START MATERIAL

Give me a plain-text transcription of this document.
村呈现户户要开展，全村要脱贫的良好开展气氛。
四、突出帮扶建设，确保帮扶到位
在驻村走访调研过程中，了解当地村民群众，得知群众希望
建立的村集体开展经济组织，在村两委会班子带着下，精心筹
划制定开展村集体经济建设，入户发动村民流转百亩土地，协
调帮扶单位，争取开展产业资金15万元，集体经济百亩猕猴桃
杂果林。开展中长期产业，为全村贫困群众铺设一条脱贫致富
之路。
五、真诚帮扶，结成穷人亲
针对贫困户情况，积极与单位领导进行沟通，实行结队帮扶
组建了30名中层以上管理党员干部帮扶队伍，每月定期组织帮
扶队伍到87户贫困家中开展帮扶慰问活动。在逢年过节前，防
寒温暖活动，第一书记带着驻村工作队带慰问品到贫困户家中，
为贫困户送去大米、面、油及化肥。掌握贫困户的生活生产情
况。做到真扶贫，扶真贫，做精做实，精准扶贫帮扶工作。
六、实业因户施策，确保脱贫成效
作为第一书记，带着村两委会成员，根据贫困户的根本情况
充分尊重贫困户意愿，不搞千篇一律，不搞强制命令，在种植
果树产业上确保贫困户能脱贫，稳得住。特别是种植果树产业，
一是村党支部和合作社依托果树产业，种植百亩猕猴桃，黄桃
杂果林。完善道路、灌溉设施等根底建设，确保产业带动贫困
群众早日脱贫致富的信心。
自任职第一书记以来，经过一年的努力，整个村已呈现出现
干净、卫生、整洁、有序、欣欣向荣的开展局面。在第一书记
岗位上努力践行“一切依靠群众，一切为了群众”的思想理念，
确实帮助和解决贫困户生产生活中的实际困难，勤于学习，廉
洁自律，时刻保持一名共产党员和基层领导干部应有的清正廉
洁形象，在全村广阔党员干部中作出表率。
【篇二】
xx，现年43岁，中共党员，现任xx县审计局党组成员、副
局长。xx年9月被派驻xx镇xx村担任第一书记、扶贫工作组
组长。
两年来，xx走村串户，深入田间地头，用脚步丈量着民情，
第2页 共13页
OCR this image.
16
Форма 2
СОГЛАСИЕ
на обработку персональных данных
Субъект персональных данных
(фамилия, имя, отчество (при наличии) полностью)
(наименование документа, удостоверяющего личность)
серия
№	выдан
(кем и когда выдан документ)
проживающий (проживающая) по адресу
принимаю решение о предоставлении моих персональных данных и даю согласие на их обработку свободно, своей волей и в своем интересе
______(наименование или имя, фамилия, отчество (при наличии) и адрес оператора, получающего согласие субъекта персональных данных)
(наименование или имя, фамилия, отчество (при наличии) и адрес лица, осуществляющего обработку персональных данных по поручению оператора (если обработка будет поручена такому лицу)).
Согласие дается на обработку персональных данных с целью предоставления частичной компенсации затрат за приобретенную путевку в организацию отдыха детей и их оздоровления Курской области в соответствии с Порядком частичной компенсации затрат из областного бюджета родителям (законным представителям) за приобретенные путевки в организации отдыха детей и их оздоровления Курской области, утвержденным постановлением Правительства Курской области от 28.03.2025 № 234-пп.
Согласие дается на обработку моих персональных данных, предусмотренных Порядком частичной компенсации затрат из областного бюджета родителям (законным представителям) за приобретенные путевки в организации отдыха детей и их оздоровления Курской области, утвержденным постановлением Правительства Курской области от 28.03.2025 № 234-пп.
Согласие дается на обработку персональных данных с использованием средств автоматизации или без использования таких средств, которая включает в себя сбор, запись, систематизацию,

END MATERIAL
START MATERIAL

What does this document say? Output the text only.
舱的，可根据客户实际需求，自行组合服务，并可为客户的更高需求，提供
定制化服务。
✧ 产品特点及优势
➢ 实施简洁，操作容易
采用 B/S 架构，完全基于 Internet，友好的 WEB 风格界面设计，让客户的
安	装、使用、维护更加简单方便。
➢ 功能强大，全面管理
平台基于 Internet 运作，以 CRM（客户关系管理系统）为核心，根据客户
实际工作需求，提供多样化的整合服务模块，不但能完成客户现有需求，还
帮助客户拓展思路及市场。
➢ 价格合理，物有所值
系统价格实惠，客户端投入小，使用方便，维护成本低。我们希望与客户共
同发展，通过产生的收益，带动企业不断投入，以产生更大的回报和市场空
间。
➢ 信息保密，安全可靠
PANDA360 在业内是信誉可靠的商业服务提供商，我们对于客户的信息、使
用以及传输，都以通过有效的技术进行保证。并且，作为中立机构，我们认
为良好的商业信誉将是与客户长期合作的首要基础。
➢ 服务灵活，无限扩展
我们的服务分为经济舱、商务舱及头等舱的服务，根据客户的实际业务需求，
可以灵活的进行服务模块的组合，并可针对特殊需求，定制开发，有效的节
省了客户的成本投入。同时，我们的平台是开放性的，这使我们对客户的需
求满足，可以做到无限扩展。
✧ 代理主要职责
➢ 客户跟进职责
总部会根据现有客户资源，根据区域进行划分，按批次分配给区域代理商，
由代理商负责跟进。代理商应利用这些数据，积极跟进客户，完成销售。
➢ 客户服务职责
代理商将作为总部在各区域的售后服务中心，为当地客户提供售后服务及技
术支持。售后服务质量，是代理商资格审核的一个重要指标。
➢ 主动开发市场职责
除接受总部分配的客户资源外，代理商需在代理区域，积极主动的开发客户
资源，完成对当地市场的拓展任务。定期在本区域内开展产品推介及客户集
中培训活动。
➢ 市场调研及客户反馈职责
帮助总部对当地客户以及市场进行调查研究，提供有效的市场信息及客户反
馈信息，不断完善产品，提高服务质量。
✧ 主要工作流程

END MATERIAL

§ **EXERCISE AIM**
Locate the word "text" in the records and collect each line it appears in.

§ **EXERCISE SOLUTION**
Give me a plain-text transcription of this document.
What does this document say? Output the text only.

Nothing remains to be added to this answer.